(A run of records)
━━━━━━━━
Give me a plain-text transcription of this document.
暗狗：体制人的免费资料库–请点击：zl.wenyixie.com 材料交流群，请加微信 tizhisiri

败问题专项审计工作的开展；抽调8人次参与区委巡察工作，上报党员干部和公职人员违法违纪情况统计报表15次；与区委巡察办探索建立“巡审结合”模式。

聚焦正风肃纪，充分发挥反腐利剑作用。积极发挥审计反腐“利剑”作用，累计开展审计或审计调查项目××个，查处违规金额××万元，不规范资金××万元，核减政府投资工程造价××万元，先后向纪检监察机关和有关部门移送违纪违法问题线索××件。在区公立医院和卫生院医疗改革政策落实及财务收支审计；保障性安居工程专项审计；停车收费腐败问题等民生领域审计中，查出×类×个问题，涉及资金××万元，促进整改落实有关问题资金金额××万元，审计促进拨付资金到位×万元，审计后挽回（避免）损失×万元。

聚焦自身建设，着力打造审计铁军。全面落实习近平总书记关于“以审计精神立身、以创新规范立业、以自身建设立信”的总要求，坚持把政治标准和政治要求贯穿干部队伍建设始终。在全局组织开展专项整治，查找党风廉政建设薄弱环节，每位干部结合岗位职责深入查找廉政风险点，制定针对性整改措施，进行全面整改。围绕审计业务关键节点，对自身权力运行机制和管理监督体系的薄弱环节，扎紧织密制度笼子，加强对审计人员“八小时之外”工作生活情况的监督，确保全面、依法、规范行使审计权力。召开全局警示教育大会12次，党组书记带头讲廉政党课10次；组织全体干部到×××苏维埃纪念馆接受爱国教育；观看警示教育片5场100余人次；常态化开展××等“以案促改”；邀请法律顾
━━━━━━━━
Each line of the material above needs to be quoted exactly, please.

Give me a plain-text transcription of this document.
暗狗：体制人的免费资料库–请点击：zl.wenyixie.com 材料交流群，请加微信 tizhisiri

败问题专项审计工作的开展；抽调8人次参与区委巡察工作，上报党员干部和公职人员违法违纪情况统计报表15次；与区委巡察办探索建立“巡审结合”模式。

聚焦正风肃纪，充分发挥反腐利剑作用。积极发挥审计反腐“利剑”作用，累计开展审计或审计调查项目××个，查处违规金额××万元，不规范资金××万元，核减政府投资工程造价××万元，先后向纪检监察机关和有关部门移送违纪违法问题线索××件。在区公立医院和卫生院医疗改革政策落实及财务收支审计；保障性安居工程专项审计；停车收费腐败问题等民生领域审计中，查出×类×个问题，涉及资金××万元，促进整改落实有关问题资金金额××万元，审计促进拨付资金到位×万元，审计后挽回（避免）损失×万元。

聚焦自身建设，着力打造审计铁军。全面落实习近平总书记关于“以审计精神立身、以创新规范立业、以自身建设立信”的总要求，坚持把政治标准和政治要求贯穿干部队伍建设始终。在全局组织开展专项整治，查找党风廉政建设薄弱环节，每位干部结合岗位职责深入查找廉政风险点，制定针对性整改措施，进行全面整改。围绕审计业务关键节点，对自身权力运行机制和管理监督体系的薄弱环节，扎紧织密制度笼子，加强对审计人员“八小时之外”工作生活情况的监督，确保全面、依法、规范行使审计权力。召开全局警示教育大会12次，党组书记带头讲廉政党课10次；组织全体干部到×××苏维埃纪念馆接受爱国教育；观看警示教育片5场100余人次；常态化开展××等“以案促改”；邀请法律顾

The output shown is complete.